▶ [Dataset excerpt]:
# # #
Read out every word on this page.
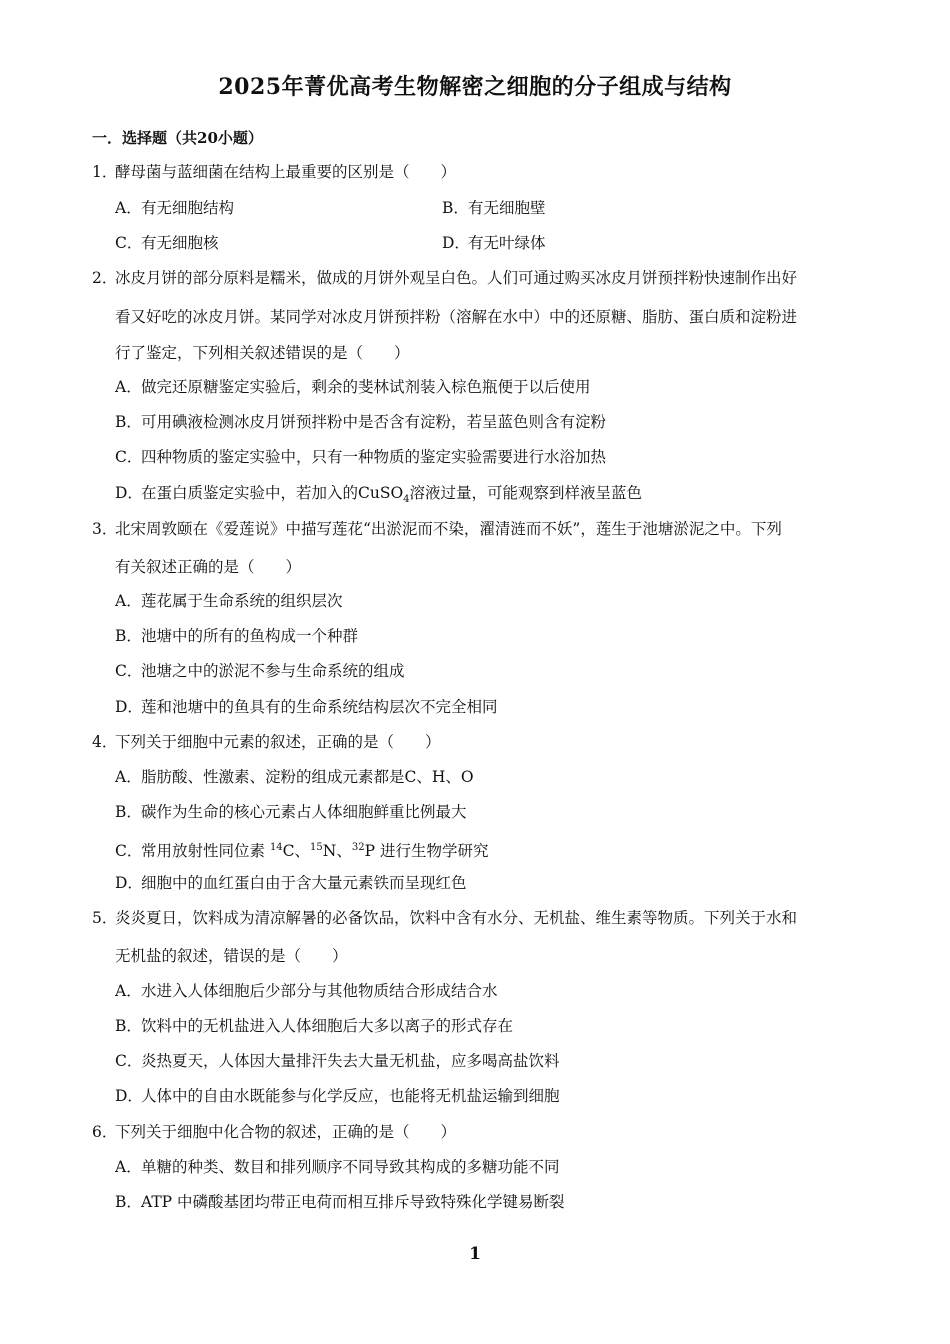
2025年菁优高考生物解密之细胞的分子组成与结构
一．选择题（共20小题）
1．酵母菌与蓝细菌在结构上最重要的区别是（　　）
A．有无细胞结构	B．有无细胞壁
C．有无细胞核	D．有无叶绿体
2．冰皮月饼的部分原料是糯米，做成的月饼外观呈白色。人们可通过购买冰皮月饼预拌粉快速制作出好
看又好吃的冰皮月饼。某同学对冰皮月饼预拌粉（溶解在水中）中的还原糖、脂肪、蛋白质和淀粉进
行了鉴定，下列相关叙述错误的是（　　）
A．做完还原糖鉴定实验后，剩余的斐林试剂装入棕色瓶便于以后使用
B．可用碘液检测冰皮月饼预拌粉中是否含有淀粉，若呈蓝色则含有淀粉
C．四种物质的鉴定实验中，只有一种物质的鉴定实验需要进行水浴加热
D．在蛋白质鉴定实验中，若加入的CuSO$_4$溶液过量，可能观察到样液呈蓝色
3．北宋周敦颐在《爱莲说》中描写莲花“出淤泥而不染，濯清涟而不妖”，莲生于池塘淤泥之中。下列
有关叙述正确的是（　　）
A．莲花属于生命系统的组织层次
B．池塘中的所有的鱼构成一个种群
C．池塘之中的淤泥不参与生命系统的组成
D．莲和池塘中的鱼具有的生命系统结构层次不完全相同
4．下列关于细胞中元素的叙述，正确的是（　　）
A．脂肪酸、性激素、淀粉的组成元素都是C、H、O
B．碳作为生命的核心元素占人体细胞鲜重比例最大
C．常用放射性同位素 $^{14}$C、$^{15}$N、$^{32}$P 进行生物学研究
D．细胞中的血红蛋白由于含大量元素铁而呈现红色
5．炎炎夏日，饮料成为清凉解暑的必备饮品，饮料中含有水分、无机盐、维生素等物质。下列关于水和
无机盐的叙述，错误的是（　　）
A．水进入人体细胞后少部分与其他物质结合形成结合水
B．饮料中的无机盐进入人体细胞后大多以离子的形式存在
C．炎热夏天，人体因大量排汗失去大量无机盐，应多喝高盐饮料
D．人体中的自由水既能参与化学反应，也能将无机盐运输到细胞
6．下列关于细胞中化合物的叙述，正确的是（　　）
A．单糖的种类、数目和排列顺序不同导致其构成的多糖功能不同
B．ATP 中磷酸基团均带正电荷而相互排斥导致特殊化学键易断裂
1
# # #
▶ [TASK DETAILS]: Reproduce all entries exactly. Pictures do not belong in the copy.

▶ [CORRECT OUTPUT]:
Read out every word on this page.
2025年菁优高考生物解密之细胞的分子组成与结构
一．选择题（共20小题）
1．酵母菌与蓝细菌在结构上最重要的区别是（　　）
A．有无细胞结构	B．有无细胞壁
C．有无细胞核	D．有无叶绿体
2．冰皮月饼的部分原料是糯米，做成的月饼外观呈白色。人们可通过购买冰皮月饼预拌粉快速制作出好
看又好吃的冰皮月饼。某同学对冰皮月饼预拌粉（溶解在水中）中的还原糖、脂肪、蛋白质和淀粉进
行了鉴定，下列相关叙述错误的是（　　）
A．做完还原糖鉴定实验后，剩余的斐林试剂装入棕色瓶便于以后使用
B．可用碘液检测冰皮月饼预拌粉中是否含有淀粉，若呈蓝色则含有淀粉
C．四种物质的鉴定实验中，只有一种物质的鉴定实验需要进行水浴加热
D．在蛋白质鉴定实验中，若加入的CuSO$_4$溶液过量，可能观察到样液呈蓝色
3．北宋周敦颐在《爱莲说》中描写莲花“出淤泥而不染，濯清涟而不妖”，莲生于池塘淤泥之中。下列
有关叙述正确的是（　　）
A．莲花属于生命系统的组织层次
B．池塘中的所有的鱼构成一个种群
C．池塘之中的淤泥不参与生命系统的组成
D．莲和池塘中的鱼具有的生命系统结构层次不完全相同
4．下列关于细胞中元素的叙述，正确的是（　　）
A．脂肪酸、性激素、淀粉的组成元素都是C、H、O
B．碳作为生命的核心元素占人体细胞鲜重比例最大
C．常用放射性同位素 $^{14}$C、$^{15}$N、$^{32}$P 进行生物学研究
D．细胞中的血红蛋白由于含大量元素铁而呈现红色
5．炎炎夏日，饮料成为清凉解暑的必备饮品，饮料中含有水分、无机盐、维生素等物质。下列关于水和
无机盐的叙述，错误的是（　　）
A．水进入人体细胞后少部分与其他物质结合形成结合水
B．饮料中的无机盐进入人体细胞后大多以离子的形式存在
C．炎热夏天，人体因大量排汗失去大量无机盐，应多喝高盐饮料
D．人体中的自由水既能参与化学反应，也能将无机盐运输到细胞
6．下列关于细胞中化合物的叙述，正确的是（　　）
A．单糖的种类、数目和排列顺序不同导致其构成的多糖功能不同
B．ATP 中磷酸基团均带正电荷而相互排斥导致特殊化学键易断裂
1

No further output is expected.